#### What is being asked
The entries below are to be repeated exactly as they stand.

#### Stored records
────
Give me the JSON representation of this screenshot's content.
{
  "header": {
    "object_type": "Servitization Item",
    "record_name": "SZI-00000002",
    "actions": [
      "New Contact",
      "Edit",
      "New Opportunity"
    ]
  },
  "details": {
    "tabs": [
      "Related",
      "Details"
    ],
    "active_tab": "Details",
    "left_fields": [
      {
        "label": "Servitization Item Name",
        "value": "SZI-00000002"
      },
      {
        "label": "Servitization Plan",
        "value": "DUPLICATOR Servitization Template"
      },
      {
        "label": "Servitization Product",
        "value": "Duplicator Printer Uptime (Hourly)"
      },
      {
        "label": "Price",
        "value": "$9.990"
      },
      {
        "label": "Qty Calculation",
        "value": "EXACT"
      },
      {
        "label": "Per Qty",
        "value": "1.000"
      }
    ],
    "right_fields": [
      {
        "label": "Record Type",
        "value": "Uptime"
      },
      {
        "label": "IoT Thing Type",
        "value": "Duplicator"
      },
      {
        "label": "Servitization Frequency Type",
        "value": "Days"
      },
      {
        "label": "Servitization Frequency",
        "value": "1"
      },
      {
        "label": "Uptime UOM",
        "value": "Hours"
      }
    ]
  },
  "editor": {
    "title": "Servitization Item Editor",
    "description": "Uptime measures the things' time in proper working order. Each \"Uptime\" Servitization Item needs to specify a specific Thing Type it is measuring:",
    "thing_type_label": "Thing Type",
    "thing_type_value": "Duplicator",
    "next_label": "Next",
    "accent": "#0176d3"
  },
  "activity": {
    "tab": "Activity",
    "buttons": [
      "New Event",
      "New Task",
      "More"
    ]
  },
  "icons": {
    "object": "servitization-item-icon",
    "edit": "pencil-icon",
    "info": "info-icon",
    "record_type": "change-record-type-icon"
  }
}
────
#### Solution to this task
Give me the JSON representation of this screenshot's content.
{
  "header": {
    "object_type": "Servitization Item",
    "record_name": "SZI-00000002",
    "actions": [
      "New Contact",
      "Edit",
      "New Opportunity"
    ]
  },
  "details": {
    "tabs": [
      "Related",
      "Details"
    ],
    "active_tab": "Details",
    "left_fields": [
      {
        "label": "Servitization Item Name",
        "value": "SZI-00000002"
      },
      {
        "label": "Servitization Plan",
        "value": "DUPLICATOR Servitization Template"
      },
      {
        "label": "Servitization Product",
        "value": "Duplicator Printer Uptime (Hourly)"
      },
      {
        "label": "Price",
        "value": "$9.990"
      },
      {
        "label": "Qty Calculation",
        "value": "EXACT"
      },
      {
        "label": "Per Qty",
        "value": "1.000"
      }
    ],
    "right_fields": [
      {
        "label": "Record Type",
        "value": "Uptime"
      },
      {
        "label": "IoT Thing Type",
        "value": "Duplicator"
      },
      {
        "label": "Servitization Frequency Type",
        "value": "Days"
      },
      {
        "label": "Servitization Frequency",
        "value": "1"
      },
      {
        "label": "Uptime UOM",
        "value": "Hours"
      }
    ]
  },
  "editor": {
    "title": "Servitization Item Editor",
    "description": "Uptime measures the things' time in proper working order. Each \"Uptime\" Servitization Item needs to specify a specific Thing Type it is measuring:",
    "thing_type_label": "Thing Type",
    "thing_type_value": "Duplicator",
    "next_label": "Next",
    "accent": "#0176d3"
  },
  "activity": {
    "tab": "Activity",
    "buttons": [
      "New Event",
      "New Task",
      "More"
    ]
  },
  "icons": {
    "object": "servitization-item-icon",
    "edit": "pencil-icon",
    "info": "info-icon",
    "record_type": "change-record-type-icon"
  }
}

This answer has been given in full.